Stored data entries
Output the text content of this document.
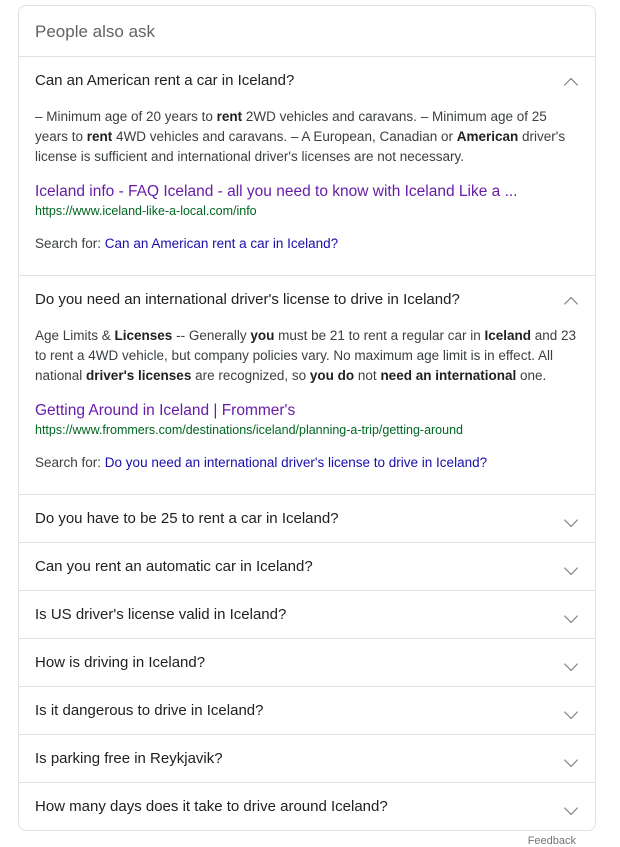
People also ask
Can an American rent a car in Iceland?
– Minimum age of 20 years to rent 2WD vehicles and caravans. – Minimum age of 25 years to rent 4WD vehicles and caravans. – A European, Canadian or American driver's license is sufficient and international driver's licenses are not necessary.
Iceland info - FAQ Iceland - all you need to know with Iceland Like a ...
https://www.iceland-like-a-local.com/info
Search for: Can an American rent a car in Iceland?
Do you need an international driver's license to drive in Iceland?
Age Limits & Licenses -- Generally you must be 21 to rent a regular car in Iceland and 23 to rent a 4WD vehicle, but company policies vary. No maximum age limit is in effect. All national driver's licenses are recognized, so you do not need an international one.
Getting Around in Iceland | Frommer's
https://www.frommers.com/destinations/iceland/planning-a-trip/getting-around
Search for: Do you need an international driver's license to drive in Iceland?
Do you have to be 25 to rent a car in Iceland?
Can you rent an automatic car in Iceland?
Is US driver's license valid in Iceland?
How is driving in Iceland?
Is it dangerous to drive in Iceland?
Is parking free in Reykjavik?
How many days does it take to drive around Iceland?
Feedback
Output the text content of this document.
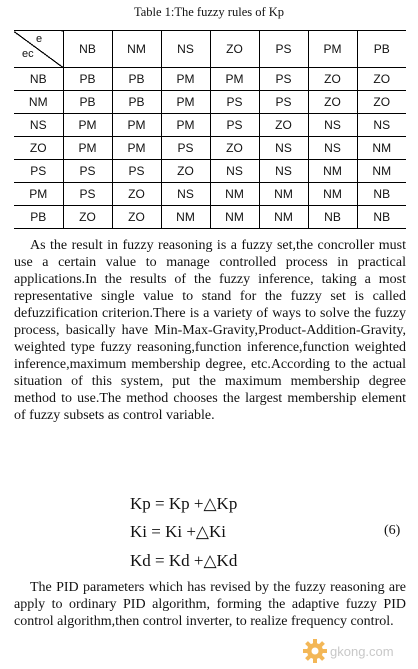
Table 1:The fuzzy rules of Kp
e
ec	NB	NM	NS	ZO	PS	PM	PB
NB	PB	PB	PM	PM	PS	ZO	ZO
NM	PB	PB	PM	PS	PS	ZO	ZO
NS	PM	PM	PM	PS	ZO	NS	NS
ZO	PM	PM	PS	ZO	NS	NS	NM
PS	PS	PS	ZO	NS	NS	NM	NM
PM	PS	ZO	NS	NM	NM	NM	NB
PB	ZO	ZO	NM	NM	NM	NB	NB

As the result in fuzzy reasoning is a fuzzy set,the concroller must use a certain value to manage controlled process in practical applications.In the results of the fuzzy inference, taking a most representative single value to stand for the fuzzy set is called defuzzification criterion.There is a variety of ways to solve the fuzzy process, basically have Min-Max-Gravity,Product-Addition-Gravity, weighted type fuzzy reasoning,function inference,function weighted inference,maximum membership degree, etc.According to the actual situation of this system, put the maximum membership degree method to use.The method chooses the largest membership element of fuzzy subsets as control variable.

Kp = Kp +△Kp
Ki = Ki +△Ki
Kd = Kd +△Kd
(6)

The PID parameters which has revised by the fuzzy reasoning are apply to ordinary PID algorithm, forming the adaptive fuzzy PID control algorithm,then control inverter, to realize frequency control.

gkong.com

• _Given exercise_: From the entries above, output every line exactly and omit any image.

• _Answer to this problem_:
Output the text content of this document.
People also ask
Can an American rent a car in Iceland?
– Minimum age of 20 years to rent 2WD vehicles and caravans. – Minimum age of 25 years to rent 4WD vehicles and caravans. – A European, Canadian or American driver's license is sufficient and international driver's licenses are not necessary.
Iceland info - FAQ Iceland - all you need to know with Iceland Like a ...
https://www.iceland-like-a-local.com/info
Search for: Can an American rent a car in Iceland?
Do you need an international driver's license to drive in Iceland?
Age Limits & Licenses -- Generally you must be 21 to rent a regular car in Iceland and 23 to rent a 4WD vehicle, but company policies vary. No maximum age limit is in effect. All national driver's licenses are recognized, so you do not need an international one.
Getting Around in Iceland | Frommer's
https://www.frommers.com/destinations/iceland/planning-a-trip/getting-around
Search for: Do you need an international driver's license to drive in Iceland?
Do you have to be 25 to rent a car in Iceland?
Can you rent an automatic car in Iceland?
Is US driver's license valid in Iceland?
How is driving in Iceland?
Is it dangerous to drive in Iceland?
Is parking free in Reykjavik?
How many days does it take to drive around Iceland?
Feedback
Output the text content of this document.
Table 1:The fuzzy rules of Kp
e
ec	NB	NM	NS	ZO	PS	PM	PB
NB	PB	PB	PM	PM	PS	ZO	ZO
NM	PB	PB	PM	PS	PS	ZO	ZO
NS	PM	PM	PM	PS	ZO	NS	NS
ZO	PM	PM	PS	ZO	NS	NS	NM
PS	PS	PS	ZO	NS	NS	NM	NM
PM	PS	ZO	NS	NM	NM	NM	NB
PB	ZO	ZO	NM	NM	NM	NB	NB

As the result in fuzzy reasoning is a fuzzy set,the concroller must use a certain value to manage controlled process in practical applications.In the results of the fuzzy inference, taking a most representative single value to stand for the fuzzy set is called defuzzification criterion.There is a variety of ways to solve the fuzzy process, basically have Min-Max-Gravity,Product-Addition-Gravity, weighted type fuzzy reasoning,function inference,function weighted inference,maximum membership degree, etc.According to the actual situation of this system, put the maximum membership degree method to use.The method chooses the largest membership element of fuzzy subsets as control variable.

Kp = Kp +△Kp
Ki = Ki +△Ki
Kd = Kd +△Kd
(6)

The PID parameters which has revised by the fuzzy reasoning are apply to ordinary PID algorithm, forming the adaptive fuzzy PID control algorithm,then control inverter, to realize frequency control.

gkong.com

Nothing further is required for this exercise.